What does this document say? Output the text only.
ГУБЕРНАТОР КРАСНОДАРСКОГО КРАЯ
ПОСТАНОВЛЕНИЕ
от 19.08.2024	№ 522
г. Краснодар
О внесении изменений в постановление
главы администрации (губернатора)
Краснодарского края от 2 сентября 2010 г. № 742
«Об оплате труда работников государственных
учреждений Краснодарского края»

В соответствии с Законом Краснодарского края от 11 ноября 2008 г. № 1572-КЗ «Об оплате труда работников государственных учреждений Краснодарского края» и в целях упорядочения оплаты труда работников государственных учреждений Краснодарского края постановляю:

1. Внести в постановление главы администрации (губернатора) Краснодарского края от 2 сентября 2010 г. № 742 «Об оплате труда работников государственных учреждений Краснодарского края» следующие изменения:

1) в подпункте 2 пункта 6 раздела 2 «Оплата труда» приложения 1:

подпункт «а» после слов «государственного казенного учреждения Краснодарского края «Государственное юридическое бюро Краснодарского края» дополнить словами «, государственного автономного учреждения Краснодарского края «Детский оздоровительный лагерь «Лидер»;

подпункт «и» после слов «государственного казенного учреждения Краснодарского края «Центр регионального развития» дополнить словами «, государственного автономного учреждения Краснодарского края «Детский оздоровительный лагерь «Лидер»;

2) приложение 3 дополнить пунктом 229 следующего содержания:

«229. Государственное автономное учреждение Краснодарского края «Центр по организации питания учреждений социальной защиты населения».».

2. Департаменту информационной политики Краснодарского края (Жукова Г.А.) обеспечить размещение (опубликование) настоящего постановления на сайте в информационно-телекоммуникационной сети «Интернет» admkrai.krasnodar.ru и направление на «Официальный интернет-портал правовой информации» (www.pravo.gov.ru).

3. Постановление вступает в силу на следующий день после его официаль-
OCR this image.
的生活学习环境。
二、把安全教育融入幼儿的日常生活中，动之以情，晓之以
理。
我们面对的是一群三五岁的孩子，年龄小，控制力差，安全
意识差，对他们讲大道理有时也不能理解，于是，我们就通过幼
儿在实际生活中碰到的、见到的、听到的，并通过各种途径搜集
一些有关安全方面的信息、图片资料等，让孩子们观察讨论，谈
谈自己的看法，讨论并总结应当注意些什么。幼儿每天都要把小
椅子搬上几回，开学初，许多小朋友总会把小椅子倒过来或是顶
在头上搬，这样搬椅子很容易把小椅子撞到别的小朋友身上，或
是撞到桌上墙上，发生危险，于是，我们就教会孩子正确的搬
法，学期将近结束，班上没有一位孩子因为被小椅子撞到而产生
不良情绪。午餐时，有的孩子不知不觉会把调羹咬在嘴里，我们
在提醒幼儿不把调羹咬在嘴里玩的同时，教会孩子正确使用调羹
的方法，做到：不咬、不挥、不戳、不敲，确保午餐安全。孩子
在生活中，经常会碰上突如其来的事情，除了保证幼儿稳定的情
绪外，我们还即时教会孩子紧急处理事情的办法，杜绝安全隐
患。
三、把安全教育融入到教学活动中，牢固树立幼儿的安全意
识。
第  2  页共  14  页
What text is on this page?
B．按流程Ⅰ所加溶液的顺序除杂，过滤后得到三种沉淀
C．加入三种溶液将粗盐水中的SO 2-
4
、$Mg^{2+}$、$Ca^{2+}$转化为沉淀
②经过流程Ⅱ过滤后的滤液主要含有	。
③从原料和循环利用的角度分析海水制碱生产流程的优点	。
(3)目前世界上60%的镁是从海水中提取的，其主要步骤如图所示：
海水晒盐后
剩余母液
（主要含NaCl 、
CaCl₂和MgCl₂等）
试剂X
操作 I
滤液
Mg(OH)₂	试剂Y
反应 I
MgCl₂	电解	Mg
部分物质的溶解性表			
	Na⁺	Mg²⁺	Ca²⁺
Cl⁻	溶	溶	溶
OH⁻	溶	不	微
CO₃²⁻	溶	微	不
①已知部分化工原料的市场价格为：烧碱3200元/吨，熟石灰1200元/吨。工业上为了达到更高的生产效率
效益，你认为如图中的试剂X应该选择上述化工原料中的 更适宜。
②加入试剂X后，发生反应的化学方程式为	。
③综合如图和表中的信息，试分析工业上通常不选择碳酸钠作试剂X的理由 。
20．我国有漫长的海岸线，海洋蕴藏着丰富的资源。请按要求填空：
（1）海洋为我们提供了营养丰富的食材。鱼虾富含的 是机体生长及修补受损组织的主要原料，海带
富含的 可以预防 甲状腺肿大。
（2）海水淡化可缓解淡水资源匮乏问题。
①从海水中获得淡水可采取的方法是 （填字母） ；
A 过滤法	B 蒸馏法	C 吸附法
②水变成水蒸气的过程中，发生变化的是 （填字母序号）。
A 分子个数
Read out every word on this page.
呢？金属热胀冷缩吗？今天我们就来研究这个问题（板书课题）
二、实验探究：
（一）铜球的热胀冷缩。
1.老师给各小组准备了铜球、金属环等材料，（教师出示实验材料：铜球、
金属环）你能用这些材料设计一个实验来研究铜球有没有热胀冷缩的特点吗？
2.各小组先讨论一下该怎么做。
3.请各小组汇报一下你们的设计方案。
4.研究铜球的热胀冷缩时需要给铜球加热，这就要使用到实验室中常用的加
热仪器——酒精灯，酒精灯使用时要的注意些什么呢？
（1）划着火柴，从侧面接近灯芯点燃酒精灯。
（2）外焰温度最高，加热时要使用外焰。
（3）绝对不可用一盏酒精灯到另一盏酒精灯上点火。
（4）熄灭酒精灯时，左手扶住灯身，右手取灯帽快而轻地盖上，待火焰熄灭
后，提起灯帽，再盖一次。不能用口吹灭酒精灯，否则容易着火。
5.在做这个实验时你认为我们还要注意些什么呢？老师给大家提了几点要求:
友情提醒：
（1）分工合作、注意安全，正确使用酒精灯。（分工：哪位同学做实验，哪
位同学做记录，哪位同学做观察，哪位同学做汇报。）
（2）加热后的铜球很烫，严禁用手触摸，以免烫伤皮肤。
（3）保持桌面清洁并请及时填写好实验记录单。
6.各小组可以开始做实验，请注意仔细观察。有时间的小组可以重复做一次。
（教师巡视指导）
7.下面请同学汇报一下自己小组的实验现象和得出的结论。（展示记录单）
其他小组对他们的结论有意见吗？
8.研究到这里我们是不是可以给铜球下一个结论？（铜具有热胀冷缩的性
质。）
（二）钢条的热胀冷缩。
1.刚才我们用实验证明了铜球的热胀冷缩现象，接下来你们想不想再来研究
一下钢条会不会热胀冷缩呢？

--- Exercise brief ---
Count the lines of the data that contain the string "page", and reply with that number alone.

--- Answer in full ---
2